- _TO DO_: All entries must be repeated exactly; do not include the pictures.

Dataset rows about figures
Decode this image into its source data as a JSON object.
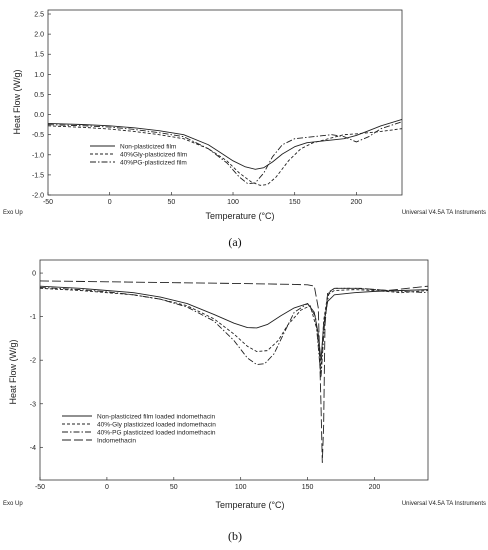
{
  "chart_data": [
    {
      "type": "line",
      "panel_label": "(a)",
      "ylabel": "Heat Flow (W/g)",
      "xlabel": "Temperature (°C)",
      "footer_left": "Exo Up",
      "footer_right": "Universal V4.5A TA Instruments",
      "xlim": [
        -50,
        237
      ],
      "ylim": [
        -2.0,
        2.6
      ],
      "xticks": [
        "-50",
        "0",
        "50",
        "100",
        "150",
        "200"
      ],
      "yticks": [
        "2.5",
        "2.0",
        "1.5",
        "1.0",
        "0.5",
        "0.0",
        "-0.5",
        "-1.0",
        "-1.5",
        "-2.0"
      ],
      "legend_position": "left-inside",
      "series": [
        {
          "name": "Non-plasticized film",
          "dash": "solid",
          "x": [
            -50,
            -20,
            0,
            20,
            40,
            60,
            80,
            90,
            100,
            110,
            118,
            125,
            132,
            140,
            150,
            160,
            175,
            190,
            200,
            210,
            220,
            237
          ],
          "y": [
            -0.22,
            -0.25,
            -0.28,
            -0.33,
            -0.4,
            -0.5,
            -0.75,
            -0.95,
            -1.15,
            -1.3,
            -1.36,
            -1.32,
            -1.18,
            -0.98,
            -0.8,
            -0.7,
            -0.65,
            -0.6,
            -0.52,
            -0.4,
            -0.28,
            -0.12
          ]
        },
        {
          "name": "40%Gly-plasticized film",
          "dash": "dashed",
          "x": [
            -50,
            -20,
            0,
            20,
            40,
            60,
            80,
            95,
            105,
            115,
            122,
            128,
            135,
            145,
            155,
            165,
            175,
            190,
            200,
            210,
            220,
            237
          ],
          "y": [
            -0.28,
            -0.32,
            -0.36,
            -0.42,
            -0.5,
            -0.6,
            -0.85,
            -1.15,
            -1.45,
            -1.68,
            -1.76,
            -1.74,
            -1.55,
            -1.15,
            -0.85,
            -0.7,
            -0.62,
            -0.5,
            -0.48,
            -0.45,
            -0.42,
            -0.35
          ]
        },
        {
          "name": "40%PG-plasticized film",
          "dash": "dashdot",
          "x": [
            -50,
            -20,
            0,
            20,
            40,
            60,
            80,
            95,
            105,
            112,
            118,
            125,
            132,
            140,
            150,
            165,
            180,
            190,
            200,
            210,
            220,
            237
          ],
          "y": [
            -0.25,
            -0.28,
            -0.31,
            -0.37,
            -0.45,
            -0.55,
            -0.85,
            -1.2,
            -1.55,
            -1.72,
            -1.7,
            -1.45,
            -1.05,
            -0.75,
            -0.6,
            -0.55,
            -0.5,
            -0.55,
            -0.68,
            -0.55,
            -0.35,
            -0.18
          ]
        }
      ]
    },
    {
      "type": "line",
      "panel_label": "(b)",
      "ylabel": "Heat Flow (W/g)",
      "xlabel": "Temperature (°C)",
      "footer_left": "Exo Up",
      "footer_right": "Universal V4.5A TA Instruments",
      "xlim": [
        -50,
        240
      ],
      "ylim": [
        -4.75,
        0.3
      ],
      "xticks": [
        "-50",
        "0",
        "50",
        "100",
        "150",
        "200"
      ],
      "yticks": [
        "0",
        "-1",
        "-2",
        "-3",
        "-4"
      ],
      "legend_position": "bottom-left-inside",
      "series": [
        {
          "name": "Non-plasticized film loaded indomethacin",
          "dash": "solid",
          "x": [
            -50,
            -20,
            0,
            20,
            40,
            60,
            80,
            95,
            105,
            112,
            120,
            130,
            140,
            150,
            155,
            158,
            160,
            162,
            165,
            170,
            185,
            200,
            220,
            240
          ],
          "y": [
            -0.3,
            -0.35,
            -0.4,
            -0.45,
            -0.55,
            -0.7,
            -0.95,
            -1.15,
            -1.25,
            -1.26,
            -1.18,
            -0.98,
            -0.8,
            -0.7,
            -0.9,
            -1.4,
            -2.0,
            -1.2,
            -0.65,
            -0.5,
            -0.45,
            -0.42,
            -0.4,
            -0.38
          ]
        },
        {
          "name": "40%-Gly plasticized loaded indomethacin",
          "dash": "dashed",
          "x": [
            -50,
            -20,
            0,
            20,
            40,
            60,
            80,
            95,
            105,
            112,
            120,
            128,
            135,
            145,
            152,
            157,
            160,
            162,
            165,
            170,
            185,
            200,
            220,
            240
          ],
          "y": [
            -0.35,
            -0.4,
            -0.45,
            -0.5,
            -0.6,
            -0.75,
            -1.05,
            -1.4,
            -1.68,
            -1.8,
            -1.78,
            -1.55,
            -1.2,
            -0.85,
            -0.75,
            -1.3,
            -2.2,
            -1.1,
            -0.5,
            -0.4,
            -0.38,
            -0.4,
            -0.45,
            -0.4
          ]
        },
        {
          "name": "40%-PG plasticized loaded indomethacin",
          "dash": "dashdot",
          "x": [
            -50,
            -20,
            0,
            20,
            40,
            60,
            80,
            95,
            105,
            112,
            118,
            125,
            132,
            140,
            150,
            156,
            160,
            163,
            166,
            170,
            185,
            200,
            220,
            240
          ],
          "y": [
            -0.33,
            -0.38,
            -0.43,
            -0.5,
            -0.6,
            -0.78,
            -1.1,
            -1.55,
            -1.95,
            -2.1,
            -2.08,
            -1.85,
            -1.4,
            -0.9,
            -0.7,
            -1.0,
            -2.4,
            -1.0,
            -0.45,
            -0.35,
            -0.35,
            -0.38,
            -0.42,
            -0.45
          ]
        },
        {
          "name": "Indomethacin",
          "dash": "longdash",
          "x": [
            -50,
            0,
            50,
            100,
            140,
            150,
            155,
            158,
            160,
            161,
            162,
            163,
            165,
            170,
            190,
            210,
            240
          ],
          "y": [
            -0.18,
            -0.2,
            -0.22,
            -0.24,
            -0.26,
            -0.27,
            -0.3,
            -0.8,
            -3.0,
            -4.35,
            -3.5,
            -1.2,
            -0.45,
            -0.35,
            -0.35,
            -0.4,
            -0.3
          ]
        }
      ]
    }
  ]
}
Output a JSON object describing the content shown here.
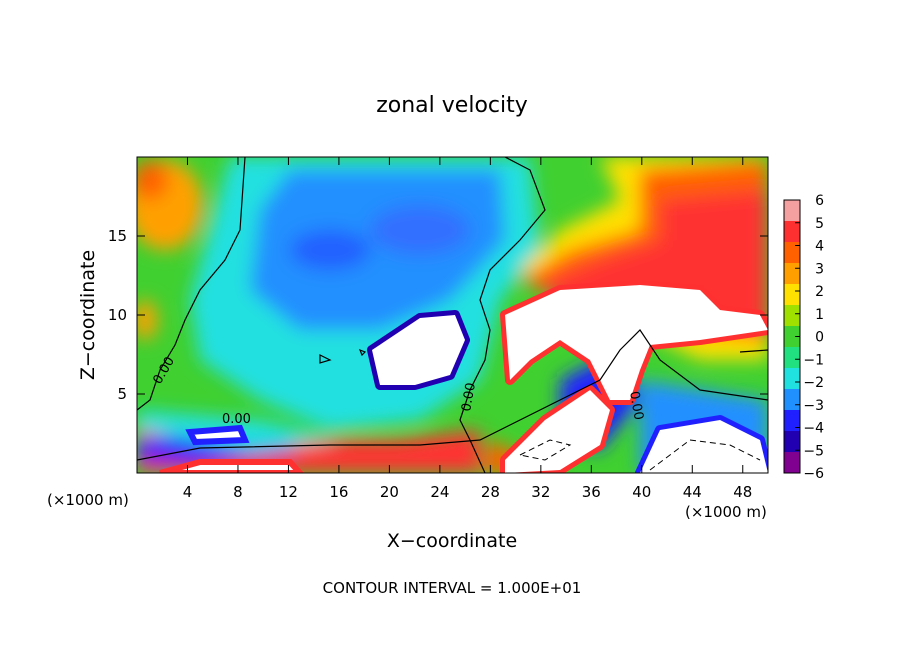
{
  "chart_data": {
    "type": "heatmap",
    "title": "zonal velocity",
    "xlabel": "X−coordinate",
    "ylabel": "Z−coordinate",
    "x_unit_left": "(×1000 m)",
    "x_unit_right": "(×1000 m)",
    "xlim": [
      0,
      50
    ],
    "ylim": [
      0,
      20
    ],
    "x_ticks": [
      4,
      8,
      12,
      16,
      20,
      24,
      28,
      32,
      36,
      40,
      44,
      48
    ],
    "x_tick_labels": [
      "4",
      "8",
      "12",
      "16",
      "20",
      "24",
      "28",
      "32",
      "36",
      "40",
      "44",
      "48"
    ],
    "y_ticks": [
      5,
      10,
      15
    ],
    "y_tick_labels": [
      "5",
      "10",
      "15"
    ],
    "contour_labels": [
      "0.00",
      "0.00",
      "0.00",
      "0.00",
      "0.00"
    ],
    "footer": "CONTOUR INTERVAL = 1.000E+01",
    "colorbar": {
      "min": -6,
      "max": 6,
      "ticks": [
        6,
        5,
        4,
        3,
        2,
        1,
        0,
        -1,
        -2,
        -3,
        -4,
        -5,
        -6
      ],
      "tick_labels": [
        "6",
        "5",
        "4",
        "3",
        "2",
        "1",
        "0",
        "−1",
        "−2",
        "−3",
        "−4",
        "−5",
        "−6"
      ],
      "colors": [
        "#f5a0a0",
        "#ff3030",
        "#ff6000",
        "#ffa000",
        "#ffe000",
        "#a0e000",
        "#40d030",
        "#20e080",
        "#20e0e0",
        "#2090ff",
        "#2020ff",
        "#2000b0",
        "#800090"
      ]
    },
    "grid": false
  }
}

- _REPLY TO THE EXERCISE_:
Decode this image into its source data as a JSON object.
{
  "chart_data": [
    {
      "type": "line",
      "panel_label": "(a)",
      "ylabel": "Heat Flow (W/g)",
      "xlabel": "Temperature (°C)",
      "footer_left": "Exo Up",
      "footer_right": "Universal V4.5A TA Instruments",
      "xlim": [
        -50,
        237
      ],
      "ylim": [
        -2.0,
        2.6
      ],
      "xticks": [
        "-50",
        "0",
        "50",
        "100",
        "150",
        "200"
      ],
      "yticks": [
        "2.5",
        "2.0",
        "1.5",
        "1.0",
        "0.5",
        "0.0",
        "-0.5",
        "-1.0",
        "-1.5",
        "-2.0"
      ],
      "legend_position": "left-inside",
      "series": [
        {
          "name": "Non-plasticized film",
          "dash": "solid",
          "x": [
            -50,
            -20,
            0,
            20,
            40,
            60,
            80,
            90,
            100,
            110,
            118,
            125,
            132,
            140,
            150,
            160,
            175,
            190,
            200,
            210,
            220,
            237
          ],
          "y": [
            -0.22,
            -0.25,
            -0.28,
            -0.33,
            -0.4,
            -0.5,
            -0.75,
            -0.95,
            -1.15,
            -1.3,
            -1.36,
            -1.32,
            -1.18,
            -0.98,
            -0.8,
            -0.7,
            -0.65,
            -0.6,
            -0.52,
            -0.4,
            -0.28,
            -0.12
          ]
        },
        {
          "name": "40%Gly-plasticized film",
          "dash": "dashed",
          "x": [
            -50,
            -20,
            0,
            20,
            40,
            60,
            80,
            95,
            105,
            115,
            122,
            128,
            135,
            145,
            155,
            165,
            175,
            190,
            200,
            210,
            220,
            237
          ],
          "y": [
            -0.28,
            -0.32,
            -0.36,
            -0.42,
            -0.5,
            -0.6,
            -0.85,
            -1.15,
            -1.45,
            -1.68,
            -1.76,
            -1.74,
            -1.55,
            -1.15,
            -0.85,
            -0.7,
            -0.62,
            -0.5,
            -0.48,
            -0.45,
            -0.42,
            -0.35
          ]
        },
        {
          "name": "40%PG-plasticized film",
          "dash": "dashdot",
          "x": [
            -50,
            -20,
            0,
            20,
            40,
            60,
            80,
            95,
            105,
            112,
            118,
            125,
            132,
            140,
            150,
            165,
            180,
            190,
            200,
            210,
            220,
            237
          ],
          "y": [
            -0.25,
            -0.28,
            -0.31,
            -0.37,
            -0.45,
            -0.55,
            -0.85,
            -1.2,
            -1.55,
            -1.72,
            -1.7,
            -1.45,
            -1.05,
            -0.75,
            -0.6,
            -0.55,
            -0.5,
            -0.55,
            -0.68,
            -0.55,
            -0.35,
            -0.18
          ]
        }
      ]
    },
    {
      "type": "line",
      "panel_label": "(b)",
      "ylabel": "Heat Flow (W/g)",
      "xlabel": "Temperature (°C)",
      "footer_left": "Exo Up",
      "footer_right": "Universal V4.5A TA Instruments",
      "xlim": [
        -50,
        240
      ],
      "ylim": [
        -4.75,
        0.3
      ],
      "xticks": [
        "-50",
        "0",
        "50",
        "100",
        "150",
        "200"
      ],
      "yticks": [
        "0",
        "-1",
        "-2",
        "-3",
        "-4"
      ],
      "legend_position": "bottom-left-inside",
      "series": [
        {
          "name": "Non-plasticized film loaded indomethacin",
          "dash": "solid",
          "x": [
            -50,
            -20,
            0,
            20,
            40,
            60,
            80,
            95,
            105,
            112,
            120,
            130,
            140,
            150,
            155,
            158,
            160,
            162,
            165,
            170,
            185,
            200,
            220,
            240
          ],
          "y": [
            -0.3,
            -0.35,
            -0.4,
            -0.45,
            -0.55,
            -0.7,
            -0.95,
            -1.15,
            -1.25,
            -1.26,
            -1.18,
            -0.98,
            -0.8,
            -0.7,
            -0.9,
            -1.4,
            -2.0,
            -1.2,
            -0.65,
            -0.5,
            -0.45,
            -0.42,
            -0.4,
            -0.38
          ]
        },
        {
          "name": "40%-Gly plasticized loaded indomethacin",
          "dash": "dashed",
          "x": [
            -50,
            -20,
            0,
            20,
            40,
            60,
            80,
            95,
            105,
            112,
            120,
            128,
            135,
            145,
            152,
            157,
            160,
            162,
            165,
            170,
            185,
            200,
            220,
            240
          ],
          "y": [
            -0.35,
            -0.4,
            -0.45,
            -0.5,
            -0.6,
            -0.75,
            -1.05,
            -1.4,
            -1.68,
            -1.8,
            -1.78,
            -1.55,
            -1.2,
            -0.85,
            -0.75,
            -1.3,
            -2.2,
            -1.1,
            -0.5,
            -0.4,
            -0.38,
            -0.4,
            -0.45,
            -0.4
          ]
        },
        {
          "name": "40%-PG plasticized loaded indomethacin",
          "dash": "dashdot",
          "x": [
            -50,
            -20,
            0,
            20,
            40,
            60,
            80,
            95,
            105,
            112,
            118,
            125,
            132,
            140,
            150,
            156,
            160,
            163,
            166,
            170,
            185,
            200,
            220,
            240
          ],
          "y": [
            -0.33,
            -0.38,
            -0.43,
            -0.5,
            -0.6,
            -0.78,
            -1.1,
            -1.55,
            -1.95,
            -2.1,
            -2.08,
            -1.85,
            -1.4,
            -0.9,
            -0.7,
            -1.0,
            -2.4,
            -1.0,
            -0.45,
            -0.35,
            -0.35,
            -0.38,
            -0.42,
            -0.45
          ]
        },
        {
          "name": "Indomethacin",
          "dash": "longdash",
          "x": [
            -50,
            0,
            50,
            100,
            140,
            150,
            155,
            158,
            160,
            161,
            162,
            163,
            165,
            170,
            190,
            210,
            240
          ],
          "y": [
            -0.18,
            -0.2,
            -0.22,
            -0.24,
            -0.26,
            -0.27,
            -0.3,
            -0.8,
            -3.0,
            -4.35,
            -3.5,
            -1.2,
            -0.45,
            -0.35,
            -0.35,
            -0.4,
            -0.3
          ]
        }
      ]
    }
  ]
}
Output a JSON object describing the content shown here.
{
  "chart_data": {
    "type": "heatmap",
    "title": "zonal velocity",
    "xlabel": "X−coordinate",
    "ylabel": "Z−coordinate",
    "x_unit_left": "(×1000 m)",
    "x_unit_right": "(×1000 m)",
    "xlim": [
      0,
      50
    ],
    "ylim": [
      0,
      20
    ],
    "x_ticks": [
      4,
      8,
      12,
      16,
      20,
      24,
      28,
      32,
      36,
      40,
      44,
      48
    ],
    "x_tick_labels": [
      "4",
      "8",
      "12",
      "16",
      "20",
      "24",
      "28",
      "32",
      "36",
      "40",
      "44",
      "48"
    ],
    "y_ticks": [
      5,
      10,
      15
    ],
    "y_tick_labels": [
      "5",
      "10",
      "15"
    ],
    "contour_labels": [
      "0.00",
      "0.00",
      "0.00",
      "0.00",
      "0.00"
    ],
    "footer": "CONTOUR INTERVAL = 1.000E+01",
    "colorbar": {
      "min": -6,
      "max": 6,
      "ticks": [
        6,
        5,
        4,
        3,
        2,
        1,
        0,
        -1,
        -2,
        -3,
        -4,
        -5,
        -6
      ],
      "tick_labels": [
        "6",
        "5",
        "4",
        "3",
        "2",
        "1",
        "0",
        "−1",
        "−2",
        "−3",
        "−4",
        "−5",
        "−6"
      ],
      "colors": [
        "#f5a0a0",
        "#ff3030",
        "#ff6000",
        "#ffa000",
        "#ffe000",
        "#a0e000",
        "#40d030",
        "#20e080",
        "#20e0e0",
        "#2090ff",
        "#2020ff",
        "#2000b0",
        "#800090"
      ]
    },
    "grid": false
  }
}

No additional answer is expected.